Stored data

[Start]

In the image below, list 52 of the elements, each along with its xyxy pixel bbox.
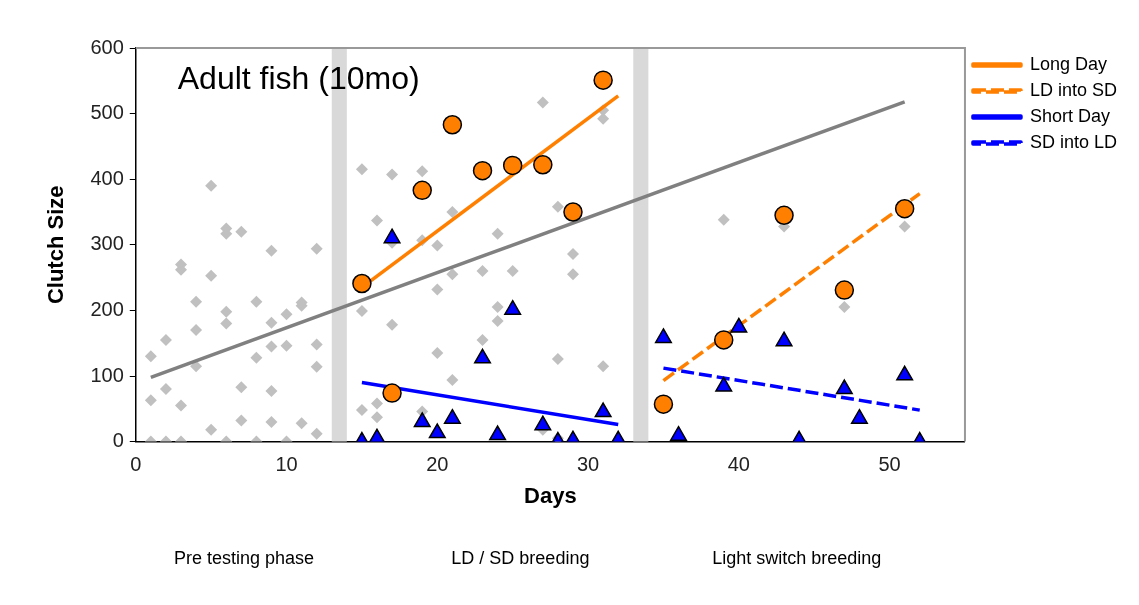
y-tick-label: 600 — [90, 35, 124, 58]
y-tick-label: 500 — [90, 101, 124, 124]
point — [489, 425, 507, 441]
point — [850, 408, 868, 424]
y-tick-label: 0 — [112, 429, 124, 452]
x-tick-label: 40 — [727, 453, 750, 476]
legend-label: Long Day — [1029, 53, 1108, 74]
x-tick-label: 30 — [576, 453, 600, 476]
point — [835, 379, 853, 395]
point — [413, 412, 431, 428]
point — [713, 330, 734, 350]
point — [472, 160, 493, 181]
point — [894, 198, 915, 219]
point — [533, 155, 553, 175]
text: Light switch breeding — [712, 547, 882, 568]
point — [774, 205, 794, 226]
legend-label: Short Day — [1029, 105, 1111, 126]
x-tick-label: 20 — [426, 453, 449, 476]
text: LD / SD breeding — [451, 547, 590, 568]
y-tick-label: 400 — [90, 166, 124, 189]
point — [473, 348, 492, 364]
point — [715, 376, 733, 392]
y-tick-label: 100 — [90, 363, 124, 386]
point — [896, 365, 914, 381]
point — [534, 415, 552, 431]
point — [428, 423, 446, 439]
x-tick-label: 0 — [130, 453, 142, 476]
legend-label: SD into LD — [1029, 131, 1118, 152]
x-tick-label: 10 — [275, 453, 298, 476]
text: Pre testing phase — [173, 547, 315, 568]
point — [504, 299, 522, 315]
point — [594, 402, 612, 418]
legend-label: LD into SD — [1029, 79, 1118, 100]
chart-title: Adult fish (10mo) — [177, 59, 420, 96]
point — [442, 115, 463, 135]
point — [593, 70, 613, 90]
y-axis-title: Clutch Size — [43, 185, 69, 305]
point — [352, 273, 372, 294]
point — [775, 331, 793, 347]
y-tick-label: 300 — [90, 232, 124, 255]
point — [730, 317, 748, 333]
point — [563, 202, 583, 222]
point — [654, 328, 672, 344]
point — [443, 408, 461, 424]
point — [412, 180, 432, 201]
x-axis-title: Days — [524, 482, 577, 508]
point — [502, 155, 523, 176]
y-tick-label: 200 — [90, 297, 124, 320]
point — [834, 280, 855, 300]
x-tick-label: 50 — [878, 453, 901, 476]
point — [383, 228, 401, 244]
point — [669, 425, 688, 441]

[End]
[Start]

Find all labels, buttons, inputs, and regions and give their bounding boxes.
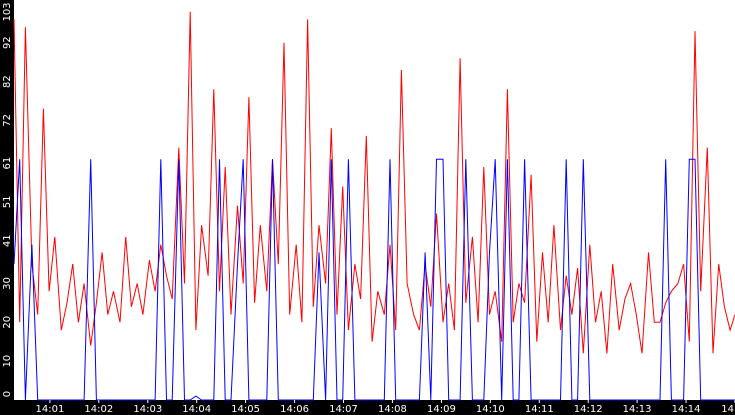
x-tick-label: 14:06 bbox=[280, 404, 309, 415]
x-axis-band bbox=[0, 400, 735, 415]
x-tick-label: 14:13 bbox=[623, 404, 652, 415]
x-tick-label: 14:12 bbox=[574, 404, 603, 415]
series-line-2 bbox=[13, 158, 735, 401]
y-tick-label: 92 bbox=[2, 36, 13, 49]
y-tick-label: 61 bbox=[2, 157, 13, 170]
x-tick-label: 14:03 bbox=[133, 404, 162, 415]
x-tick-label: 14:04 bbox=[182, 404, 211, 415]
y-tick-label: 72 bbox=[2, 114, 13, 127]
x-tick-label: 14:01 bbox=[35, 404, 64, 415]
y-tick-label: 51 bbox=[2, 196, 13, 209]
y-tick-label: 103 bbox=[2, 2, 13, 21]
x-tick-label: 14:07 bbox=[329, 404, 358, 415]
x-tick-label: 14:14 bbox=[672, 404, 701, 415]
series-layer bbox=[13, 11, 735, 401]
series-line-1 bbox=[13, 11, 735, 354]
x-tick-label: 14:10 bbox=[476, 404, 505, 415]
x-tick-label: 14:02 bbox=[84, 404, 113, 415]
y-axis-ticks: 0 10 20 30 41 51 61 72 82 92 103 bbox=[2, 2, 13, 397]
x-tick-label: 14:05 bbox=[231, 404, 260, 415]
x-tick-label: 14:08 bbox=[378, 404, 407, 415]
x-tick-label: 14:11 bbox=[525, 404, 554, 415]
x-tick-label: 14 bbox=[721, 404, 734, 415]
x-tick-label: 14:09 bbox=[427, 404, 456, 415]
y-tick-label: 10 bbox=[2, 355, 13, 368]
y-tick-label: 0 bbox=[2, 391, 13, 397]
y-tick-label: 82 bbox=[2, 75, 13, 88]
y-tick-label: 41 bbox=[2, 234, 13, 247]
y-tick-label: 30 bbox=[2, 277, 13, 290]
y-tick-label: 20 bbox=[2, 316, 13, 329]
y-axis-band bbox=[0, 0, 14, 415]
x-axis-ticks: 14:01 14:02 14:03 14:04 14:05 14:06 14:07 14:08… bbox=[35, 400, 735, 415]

[End]

**Your task:** Please quote the records above, starting with the line that contains "y-tick-label: 600 — [90, 35, 124, 58]" and continuing up to and including the line that contains "legend-label: Long Day — [1029, 53, 1108, 74]".

**The completed task:**
y-tick-label: 600 — [90, 35, 124, 58]
y-tick-label: 500 — [90, 101, 124, 124]
point — [489, 425, 507, 441]
point — [850, 408, 868, 424]
y-tick-label: 0 — [112, 429, 124, 452]
x-tick-label: 40 — [727, 453, 750, 476]
legend-label: Long Day — [1029, 53, 1108, 74]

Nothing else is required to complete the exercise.